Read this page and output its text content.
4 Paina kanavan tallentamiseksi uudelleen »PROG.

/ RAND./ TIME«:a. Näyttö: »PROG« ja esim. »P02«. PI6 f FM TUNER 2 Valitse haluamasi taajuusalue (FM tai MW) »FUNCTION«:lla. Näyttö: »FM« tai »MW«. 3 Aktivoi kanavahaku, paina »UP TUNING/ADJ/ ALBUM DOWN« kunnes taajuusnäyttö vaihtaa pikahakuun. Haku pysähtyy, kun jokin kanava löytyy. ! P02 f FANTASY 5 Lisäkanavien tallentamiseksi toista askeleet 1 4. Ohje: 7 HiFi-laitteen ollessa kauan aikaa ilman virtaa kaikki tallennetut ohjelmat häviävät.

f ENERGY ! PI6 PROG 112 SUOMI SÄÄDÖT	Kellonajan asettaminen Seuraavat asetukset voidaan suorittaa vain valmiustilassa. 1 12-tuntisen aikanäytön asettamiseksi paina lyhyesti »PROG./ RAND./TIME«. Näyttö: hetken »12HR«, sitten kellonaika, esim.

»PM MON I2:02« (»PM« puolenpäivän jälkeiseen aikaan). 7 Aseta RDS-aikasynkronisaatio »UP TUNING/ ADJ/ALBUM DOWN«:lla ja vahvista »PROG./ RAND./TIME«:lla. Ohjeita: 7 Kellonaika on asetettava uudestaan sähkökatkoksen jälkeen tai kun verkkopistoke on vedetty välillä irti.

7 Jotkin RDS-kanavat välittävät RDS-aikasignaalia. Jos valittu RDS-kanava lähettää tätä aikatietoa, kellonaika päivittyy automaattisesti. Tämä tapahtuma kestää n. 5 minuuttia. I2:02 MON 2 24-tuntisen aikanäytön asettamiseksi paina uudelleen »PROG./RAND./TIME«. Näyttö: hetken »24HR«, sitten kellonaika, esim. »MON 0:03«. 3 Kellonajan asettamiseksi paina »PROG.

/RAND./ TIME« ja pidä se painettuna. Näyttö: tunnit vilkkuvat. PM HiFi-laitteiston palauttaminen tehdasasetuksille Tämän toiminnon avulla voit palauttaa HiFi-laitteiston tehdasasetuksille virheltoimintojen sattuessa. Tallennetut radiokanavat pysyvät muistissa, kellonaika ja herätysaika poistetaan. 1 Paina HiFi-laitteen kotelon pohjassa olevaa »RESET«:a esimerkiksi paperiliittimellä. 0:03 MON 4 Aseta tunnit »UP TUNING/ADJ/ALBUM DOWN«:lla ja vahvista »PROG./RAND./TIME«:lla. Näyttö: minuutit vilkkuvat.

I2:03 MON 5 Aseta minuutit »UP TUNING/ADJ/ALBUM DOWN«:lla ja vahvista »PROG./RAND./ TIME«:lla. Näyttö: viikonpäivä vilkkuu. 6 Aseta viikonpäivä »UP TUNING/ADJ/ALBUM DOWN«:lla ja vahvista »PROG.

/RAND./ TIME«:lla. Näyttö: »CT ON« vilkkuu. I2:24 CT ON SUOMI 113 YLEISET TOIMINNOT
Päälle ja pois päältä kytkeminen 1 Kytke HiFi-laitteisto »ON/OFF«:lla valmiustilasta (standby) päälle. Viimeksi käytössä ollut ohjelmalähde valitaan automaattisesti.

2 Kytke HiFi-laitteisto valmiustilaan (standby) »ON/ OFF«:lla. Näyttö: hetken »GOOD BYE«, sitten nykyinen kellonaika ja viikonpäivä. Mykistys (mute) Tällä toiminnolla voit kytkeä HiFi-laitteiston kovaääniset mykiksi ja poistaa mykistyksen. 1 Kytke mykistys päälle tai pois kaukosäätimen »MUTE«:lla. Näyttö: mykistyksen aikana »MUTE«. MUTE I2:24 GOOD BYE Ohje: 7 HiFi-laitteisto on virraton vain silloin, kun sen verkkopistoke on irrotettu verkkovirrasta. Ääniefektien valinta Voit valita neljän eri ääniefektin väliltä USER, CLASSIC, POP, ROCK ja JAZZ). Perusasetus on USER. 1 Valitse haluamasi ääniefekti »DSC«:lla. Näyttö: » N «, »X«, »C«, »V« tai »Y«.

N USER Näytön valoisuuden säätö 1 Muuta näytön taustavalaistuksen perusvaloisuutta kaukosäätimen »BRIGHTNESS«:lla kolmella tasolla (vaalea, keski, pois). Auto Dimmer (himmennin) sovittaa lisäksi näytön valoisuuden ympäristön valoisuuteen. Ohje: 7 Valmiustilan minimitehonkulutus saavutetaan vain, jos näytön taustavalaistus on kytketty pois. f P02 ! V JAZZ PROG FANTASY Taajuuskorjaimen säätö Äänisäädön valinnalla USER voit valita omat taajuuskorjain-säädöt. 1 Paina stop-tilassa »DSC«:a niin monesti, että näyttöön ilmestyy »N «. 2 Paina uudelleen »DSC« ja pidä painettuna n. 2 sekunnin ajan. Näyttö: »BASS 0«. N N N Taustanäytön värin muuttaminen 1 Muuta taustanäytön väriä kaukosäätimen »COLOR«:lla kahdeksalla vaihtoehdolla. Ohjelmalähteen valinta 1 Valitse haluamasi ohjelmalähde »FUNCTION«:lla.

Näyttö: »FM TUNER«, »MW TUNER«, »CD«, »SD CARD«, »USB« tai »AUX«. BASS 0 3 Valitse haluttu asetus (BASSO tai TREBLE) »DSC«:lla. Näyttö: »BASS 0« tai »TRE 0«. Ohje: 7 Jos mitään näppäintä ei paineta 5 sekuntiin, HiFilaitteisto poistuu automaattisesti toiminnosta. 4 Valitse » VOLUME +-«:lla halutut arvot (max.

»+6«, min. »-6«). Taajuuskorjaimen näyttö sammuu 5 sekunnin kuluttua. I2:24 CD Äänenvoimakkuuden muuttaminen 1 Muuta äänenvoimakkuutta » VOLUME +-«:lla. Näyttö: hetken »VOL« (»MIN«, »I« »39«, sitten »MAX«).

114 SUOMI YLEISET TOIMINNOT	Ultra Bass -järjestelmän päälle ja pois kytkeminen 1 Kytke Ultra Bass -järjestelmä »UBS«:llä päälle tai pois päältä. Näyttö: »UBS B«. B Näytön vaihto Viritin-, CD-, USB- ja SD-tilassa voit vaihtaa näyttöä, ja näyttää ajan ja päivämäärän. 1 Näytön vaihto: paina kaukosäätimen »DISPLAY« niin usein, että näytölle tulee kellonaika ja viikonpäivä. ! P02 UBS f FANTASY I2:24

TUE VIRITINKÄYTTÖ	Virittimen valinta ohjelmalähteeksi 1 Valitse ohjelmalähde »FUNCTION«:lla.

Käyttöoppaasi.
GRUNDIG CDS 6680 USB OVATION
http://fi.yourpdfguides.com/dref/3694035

════════════════

Please restate the records in full, word for word.

- EXERCISE ANSWER -
Read this page and output its text content.
4 Paina kanavan tallentamiseksi uudelleen »PROG.

/ RAND./ TIME«:a. Näyttö: »PROG« ja esim. »P02«. PI6 f FM TUNER 2 Valitse haluamasi taajuusalue (FM tai MW) »FUNCTION«:lla. Näyttö: »FM« tai »MW«. 3 Aktivoi kanavahaku, paina »UP TUNING/ADJ/ ALBUM DOWN« kunnes taajuusnäyttö vaihtaa pikahakuun. Haku pysähtyy, kun jokin kanava löytyy. ! P02 f FANTASY 5 Lisäkanavien tallentamiseksi toista askeleet 1 4. Ohje: 7 HiFi-laitteen ollessa kauan aikaa ilman virtaa kaikki tallennetut ohjelmat häviävät.

f ENERGY ! PI6 PROG 112 SUOMI SÄÄDÖT	Kellonajan asettaminen Seuraavat asetukset voidaan suorittaa vain valmiustilassa. 1 12-tuntisen aikanäytön asettamiseksi paina lyhyesti »PROG./ RAND./TIME«. Näyttö: hetken »12HR«, sitten kellonaika, esim.

»PM MON I2:02« (»PM« puolenpäivän jälkeiseen aikaan). 7 Aseta RDS-aikasynkronisaatio »UP TUNING/ ADJ/ALBUM DOWN«:lla ja vahvista »PROG./ RAND./TIME«:lla. Ohjeita: 7 Kellonaika on asetettava uudestaan sähkökatkoksen jälkeen tai kun verkkopistoke on vedetty välillä irti.

7 Jotkin RDS-kanavat välittävät RDS-aikasignaalia. Jos valittu RDS-kanava lähettää tätä aikatietoa, kellonaika päivittyy automaattisesti. Tämä tapahtuma kestää n. 5 minuuttia. I2:02 MON 2 24-tuntisen aikanäytön asettamiseksi paina uudelleen »PROG./RAND./TIME«. Näyttö: hetken »24HR«, sitten kellonaika, esim. »MON 0:03«. 3 Kellonajan asettamiseksi paina »PROG.

/RAND./ TIME« ja pidä se painettuna. Näyttö: tunnit vilkkuvat. PM HiFi-laitteiston palauttaminen tehdasasetuksille Tämän toiminnon avulla voit palauttaa HiFi-laitteiston tehdasasetuksille virheltoimintojen sattuessa. Tallennetut radiokanavat pysyvät muistissa, kellonaika ja herätysaika poistetaan. 1 Paina HiFi-laitteen kotelon pohjassa olevaa »RESET«:a esimerkiksi paperiliittimellä. 0:03 MON 4 Aseta tunnit »UP TUNING/ADJ/ALBUM DOWN«:lla ja vahvista »PROG./RAND./TIME«:lla. Näyttö: minuutit vilkkuvat.

I2:03 MON 5 Aseta minuutit »UP TUNING/ADJ/ALBUM DOWN«:lla ja vahvista »PROG./RAND./ TIME«:lla. Näyttö: viikonpäivä vilkkuu. 6 Aseta viikonpäivä »UP TUNING/ADJ/ALBUM DOWN«:lla ja vahvista »PROG.

/RAND./ TIME«:lla. Näyttö: »CT ON« vilkkuu. I2:24 CT ON SUOMI 113 YLEISET TOIMINNOT
Päälle ja pois päältä kytkeminen 1 Kytke HiFi-laitteisto »ON/OFF«:lla valmiustilasta (standby) päälle. Viimeksi käytössä ollut ohjelmalähde valitaan automaattisesti.

2 Kytke HiFi-laitteisto valmiustilaan (standby) »ON/ OFF«:lla. Näyttö: hetken »GOOD BYE«, sitten nykyinen kellonaika ja viikonpäivä. Mykistys (mute) Tällä toiminnolla voit kytkeä HiFi-laitteiston kovaääniset mykiksi ja poistaa mykistyksen. 1 Kytke mykistys päälle tai pois kaukosäätimen »MUTE«:lla. Näyttö: mykistyksen aikana »MUTE«. MUTE I2:24 GOOD BYE Ohje: 7 HiFi-laitteisto on virraton vain silloin, kun sen verkkopistoke on irrotettu verkkovirrasta. Ääniefektien valinta Voit valita neljän eri ääniefektin väliltä USER, CLASSIC, POP, ROCK ja JAZZ). Perusasetus on USER. 1 Valitse haluamasi ääniefekti »DSC«:lla. Näyttö: » N «, »X«, »C«, »V« tai »Y«.

N USER Näytön valoisuuden säätö 1 Muuta näytön taustavalaistuksen perusvaloisuutta kaukosäätimen »BRIGHTNESS«:lla kolmella tasolla (vaalea, keski, pois). Auto Dimmer (himmennin) sovittaa lisäksi näytön valoisuuden ympäristön valoisuuteen. Ohje: 7 Valmiustilan minimitehonkulutus saavutetaan vain, jos näytön taustavalaistus on kytketty pois. f P02 ! V JAZZ PROG FANTASY Taajuuskorjaimen säätö Äänisäädön valinnalla USER voit valita omat taajuuskorjain-säädöt. 1 Paina stop-tilassa »DSC«:a niin monesti, että näyttöön ilmestyy »N «. 2 Paina uudelleen »DSC« ja pidä painettuna n. 2 sekunnin ajan. Näyttö: »BASS 0«. N N N Taustanäytön värin muuttaminen 1 Muuta taustanäytön väriä kaukosäätimen »COLOR«:lla kahdeksalla vaihtoehdolla. Ohjelmalähteen valinta 1 Valitse haluamasi ohjelmalähde »FUNCTION«:lla.

Näyttö: »FM TUNER«, »MW TUNER«, »CD«, »SD CARD«, »USB« tai »AUX«. BASS 0 3 Valitse haluttu asetus (BASSO tai TREBLE) »DSC«:lla. Näyttö: »BASS 0« tai »TRE 0«. Ohje: 7 Jos mitään näppäintä ei paineta 5 sekuntiin, HiFilaitteisto poistuu automaattisesti toiminnosta. 4 Valitse » VOLUME +-«:lla halutut arvot (max.

»+6«, min. »-6«). Taajuuskorjaimen näyttö sammuu 5 sekunnin kuluttua. I2:24 CD Äänenvoimakkuuden muuttaminen 1 Muuta äänenvoimakkuutta » VOLUME +-«:lla. Näyttö: hetken »VOL« (»MIN«, »I« »39«, sitten »MAX«).

114 SUOMI YLEISET TOIMINNOT	Ultra Bass -järjestelmän päälle ja pois kytkeminen 1 Kytke Ultra Bass -järjestelmä »UBS«:llä päälle tai pois päältä. Näyttö: »UBS B«. B Näytön vaihto Viritin-, CD-, USB- ja SD-tilassa voit vaihtaa näyttöä, ja näyttää ajan ja päivämäärän. 1 Näytön vaihto: paina kaukosäätimen »DISPLAY« niin usein, että näytölle tulee kellonaika ja viikonpäivä. ! P02 UBS f FANTASY I2:24

TUE VIRITINKÄYTTÖ	Virittimen valinta ohjelmalähteeksi 1 Valitse ohjelmalähde »FUNCTION«:lla.

Käyttöoppaasi.
GRUNDIG CDS 6680 USB OVATION
http://fi.yourpdfguides.com/dref/3694035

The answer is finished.